▸ **Set exercise**: Please copy every line of the records below that holds the word "legend".

━━━━━ Record set ━━━━━

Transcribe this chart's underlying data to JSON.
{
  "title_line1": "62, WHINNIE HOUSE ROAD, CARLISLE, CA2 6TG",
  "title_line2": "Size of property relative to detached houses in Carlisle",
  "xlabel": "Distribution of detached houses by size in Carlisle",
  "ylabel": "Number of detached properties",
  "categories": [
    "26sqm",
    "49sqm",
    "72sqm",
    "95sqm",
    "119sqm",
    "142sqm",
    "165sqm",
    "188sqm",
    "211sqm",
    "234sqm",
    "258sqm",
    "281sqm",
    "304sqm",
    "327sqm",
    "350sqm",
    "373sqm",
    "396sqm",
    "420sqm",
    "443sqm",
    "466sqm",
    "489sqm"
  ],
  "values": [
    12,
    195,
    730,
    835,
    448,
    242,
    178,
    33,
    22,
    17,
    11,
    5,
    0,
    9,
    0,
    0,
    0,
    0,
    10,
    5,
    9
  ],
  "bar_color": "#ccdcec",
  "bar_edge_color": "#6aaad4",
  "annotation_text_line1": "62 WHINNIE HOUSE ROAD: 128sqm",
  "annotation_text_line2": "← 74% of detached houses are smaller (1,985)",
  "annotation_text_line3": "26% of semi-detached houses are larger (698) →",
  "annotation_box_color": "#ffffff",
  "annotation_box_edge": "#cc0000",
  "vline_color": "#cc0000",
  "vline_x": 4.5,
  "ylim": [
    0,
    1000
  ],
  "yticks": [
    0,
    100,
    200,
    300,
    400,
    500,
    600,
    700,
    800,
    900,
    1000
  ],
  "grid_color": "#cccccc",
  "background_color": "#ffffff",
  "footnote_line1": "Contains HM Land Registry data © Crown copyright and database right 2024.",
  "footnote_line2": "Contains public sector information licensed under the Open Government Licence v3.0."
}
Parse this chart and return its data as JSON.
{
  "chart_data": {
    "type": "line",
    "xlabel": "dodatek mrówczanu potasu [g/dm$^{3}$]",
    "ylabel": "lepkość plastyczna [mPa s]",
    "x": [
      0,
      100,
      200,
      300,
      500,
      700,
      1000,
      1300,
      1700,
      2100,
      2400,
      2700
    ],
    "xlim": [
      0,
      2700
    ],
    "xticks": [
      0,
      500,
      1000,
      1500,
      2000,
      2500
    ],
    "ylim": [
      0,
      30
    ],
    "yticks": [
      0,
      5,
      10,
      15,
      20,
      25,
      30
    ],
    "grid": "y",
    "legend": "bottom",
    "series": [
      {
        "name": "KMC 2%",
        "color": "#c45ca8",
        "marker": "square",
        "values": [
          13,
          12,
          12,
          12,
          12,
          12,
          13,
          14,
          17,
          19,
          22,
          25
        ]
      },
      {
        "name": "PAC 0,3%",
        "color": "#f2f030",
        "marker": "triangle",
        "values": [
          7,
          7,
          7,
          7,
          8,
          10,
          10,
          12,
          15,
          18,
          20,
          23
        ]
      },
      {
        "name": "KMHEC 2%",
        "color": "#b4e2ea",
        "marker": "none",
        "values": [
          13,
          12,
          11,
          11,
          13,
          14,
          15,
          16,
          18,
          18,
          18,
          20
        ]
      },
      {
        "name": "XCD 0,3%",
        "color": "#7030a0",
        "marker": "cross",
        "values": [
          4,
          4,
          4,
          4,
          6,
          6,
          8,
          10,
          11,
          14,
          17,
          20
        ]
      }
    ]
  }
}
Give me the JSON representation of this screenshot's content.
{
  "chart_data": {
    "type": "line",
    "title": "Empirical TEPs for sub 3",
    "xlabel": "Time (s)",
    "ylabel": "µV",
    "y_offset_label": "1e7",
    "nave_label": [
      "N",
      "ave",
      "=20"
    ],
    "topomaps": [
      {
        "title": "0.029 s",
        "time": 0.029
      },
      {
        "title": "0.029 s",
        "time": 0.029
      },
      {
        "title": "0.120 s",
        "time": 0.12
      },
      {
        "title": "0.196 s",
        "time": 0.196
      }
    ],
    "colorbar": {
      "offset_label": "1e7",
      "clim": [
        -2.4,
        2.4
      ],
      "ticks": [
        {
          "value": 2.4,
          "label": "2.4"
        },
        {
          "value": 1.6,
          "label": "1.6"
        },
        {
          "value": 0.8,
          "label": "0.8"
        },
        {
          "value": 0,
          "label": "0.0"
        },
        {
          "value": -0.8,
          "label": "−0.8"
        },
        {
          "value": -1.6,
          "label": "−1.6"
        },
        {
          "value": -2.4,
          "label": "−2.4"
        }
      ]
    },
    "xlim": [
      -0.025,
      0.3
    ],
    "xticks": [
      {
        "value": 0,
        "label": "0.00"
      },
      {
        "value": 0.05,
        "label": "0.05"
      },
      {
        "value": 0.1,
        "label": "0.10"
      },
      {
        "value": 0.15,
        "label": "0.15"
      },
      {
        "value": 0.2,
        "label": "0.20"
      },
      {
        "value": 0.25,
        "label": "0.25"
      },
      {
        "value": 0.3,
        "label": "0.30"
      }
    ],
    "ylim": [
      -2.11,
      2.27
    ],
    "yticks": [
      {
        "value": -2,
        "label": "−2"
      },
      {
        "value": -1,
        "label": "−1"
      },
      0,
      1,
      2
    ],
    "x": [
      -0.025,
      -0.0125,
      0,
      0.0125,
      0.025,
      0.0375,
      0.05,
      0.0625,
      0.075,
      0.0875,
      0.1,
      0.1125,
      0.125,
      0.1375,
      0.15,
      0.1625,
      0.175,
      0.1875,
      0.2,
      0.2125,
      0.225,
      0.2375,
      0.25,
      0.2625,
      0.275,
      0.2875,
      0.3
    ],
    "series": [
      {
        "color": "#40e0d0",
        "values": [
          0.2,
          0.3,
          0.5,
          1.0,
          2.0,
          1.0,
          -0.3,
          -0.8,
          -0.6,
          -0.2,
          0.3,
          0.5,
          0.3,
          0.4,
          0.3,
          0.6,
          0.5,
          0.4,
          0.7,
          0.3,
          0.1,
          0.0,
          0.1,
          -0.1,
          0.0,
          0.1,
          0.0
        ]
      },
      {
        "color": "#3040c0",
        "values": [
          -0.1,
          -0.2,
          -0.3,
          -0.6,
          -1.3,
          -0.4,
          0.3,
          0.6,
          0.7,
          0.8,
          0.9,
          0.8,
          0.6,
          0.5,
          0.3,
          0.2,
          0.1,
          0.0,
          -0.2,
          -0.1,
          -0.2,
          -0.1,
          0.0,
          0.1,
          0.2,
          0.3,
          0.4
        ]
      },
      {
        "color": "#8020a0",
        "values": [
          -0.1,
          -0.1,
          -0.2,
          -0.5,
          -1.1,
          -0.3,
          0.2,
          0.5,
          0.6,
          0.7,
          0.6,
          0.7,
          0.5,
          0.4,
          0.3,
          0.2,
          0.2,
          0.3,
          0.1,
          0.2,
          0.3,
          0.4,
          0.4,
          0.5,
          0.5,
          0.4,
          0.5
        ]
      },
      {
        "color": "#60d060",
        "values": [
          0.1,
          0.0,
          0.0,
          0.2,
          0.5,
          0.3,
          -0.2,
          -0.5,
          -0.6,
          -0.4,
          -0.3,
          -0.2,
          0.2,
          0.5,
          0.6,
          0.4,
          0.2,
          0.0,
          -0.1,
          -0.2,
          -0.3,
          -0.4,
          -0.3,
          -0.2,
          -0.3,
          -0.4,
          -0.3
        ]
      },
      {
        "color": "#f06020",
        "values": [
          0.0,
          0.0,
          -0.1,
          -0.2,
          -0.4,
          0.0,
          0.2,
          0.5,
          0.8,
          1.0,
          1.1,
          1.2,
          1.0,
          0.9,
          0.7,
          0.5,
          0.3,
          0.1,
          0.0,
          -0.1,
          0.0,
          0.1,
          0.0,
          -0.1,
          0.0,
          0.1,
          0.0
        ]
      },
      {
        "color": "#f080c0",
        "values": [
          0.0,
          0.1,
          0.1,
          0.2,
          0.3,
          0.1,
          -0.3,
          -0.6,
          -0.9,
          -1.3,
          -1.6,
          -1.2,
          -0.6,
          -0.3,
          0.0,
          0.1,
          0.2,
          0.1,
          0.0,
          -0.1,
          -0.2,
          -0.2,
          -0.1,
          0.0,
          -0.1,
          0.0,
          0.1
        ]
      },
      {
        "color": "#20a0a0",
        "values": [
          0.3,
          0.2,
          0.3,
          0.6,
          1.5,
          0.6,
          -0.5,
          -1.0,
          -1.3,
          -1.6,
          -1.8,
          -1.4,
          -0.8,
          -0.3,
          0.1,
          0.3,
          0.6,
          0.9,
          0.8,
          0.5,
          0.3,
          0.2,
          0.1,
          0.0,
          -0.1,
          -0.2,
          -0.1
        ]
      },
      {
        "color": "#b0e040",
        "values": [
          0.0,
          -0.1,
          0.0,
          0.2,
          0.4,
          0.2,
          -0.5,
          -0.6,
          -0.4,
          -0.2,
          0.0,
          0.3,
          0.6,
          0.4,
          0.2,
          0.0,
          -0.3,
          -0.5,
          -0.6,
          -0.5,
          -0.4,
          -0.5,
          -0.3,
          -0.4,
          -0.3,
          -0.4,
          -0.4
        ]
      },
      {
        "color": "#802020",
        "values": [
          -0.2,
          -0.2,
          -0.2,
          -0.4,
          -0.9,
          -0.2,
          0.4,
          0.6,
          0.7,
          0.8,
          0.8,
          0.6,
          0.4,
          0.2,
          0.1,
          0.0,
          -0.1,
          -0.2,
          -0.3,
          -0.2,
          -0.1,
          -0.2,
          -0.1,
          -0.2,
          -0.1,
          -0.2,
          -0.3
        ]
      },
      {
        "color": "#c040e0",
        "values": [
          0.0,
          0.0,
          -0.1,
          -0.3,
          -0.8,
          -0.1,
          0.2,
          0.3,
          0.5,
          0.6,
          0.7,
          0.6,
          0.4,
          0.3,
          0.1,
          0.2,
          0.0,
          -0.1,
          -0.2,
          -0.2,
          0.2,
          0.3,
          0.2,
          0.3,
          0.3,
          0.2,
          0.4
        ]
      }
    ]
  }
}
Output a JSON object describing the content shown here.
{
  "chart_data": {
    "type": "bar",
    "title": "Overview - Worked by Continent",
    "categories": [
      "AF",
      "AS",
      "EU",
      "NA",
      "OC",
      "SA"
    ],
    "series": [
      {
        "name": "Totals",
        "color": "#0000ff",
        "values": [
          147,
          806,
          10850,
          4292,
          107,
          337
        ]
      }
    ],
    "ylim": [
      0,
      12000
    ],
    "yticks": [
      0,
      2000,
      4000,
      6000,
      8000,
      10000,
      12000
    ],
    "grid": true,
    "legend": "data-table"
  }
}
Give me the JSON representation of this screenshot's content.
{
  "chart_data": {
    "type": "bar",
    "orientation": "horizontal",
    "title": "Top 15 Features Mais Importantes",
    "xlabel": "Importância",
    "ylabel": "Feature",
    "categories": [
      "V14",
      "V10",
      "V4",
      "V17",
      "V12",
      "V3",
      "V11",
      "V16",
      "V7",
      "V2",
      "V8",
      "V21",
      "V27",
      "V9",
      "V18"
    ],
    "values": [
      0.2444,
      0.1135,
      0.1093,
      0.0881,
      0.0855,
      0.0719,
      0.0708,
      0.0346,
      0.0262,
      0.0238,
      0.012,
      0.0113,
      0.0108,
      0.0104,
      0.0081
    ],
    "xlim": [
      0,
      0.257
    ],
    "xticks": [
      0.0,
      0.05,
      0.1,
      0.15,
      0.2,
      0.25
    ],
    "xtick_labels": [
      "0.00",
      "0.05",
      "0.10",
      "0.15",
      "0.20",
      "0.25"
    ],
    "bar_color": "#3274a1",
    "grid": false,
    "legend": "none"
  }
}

━━━━━

▸ **Result for this exercise**:
    "legend": "bottom",
    "legend": "data-table"
    "legend": "none"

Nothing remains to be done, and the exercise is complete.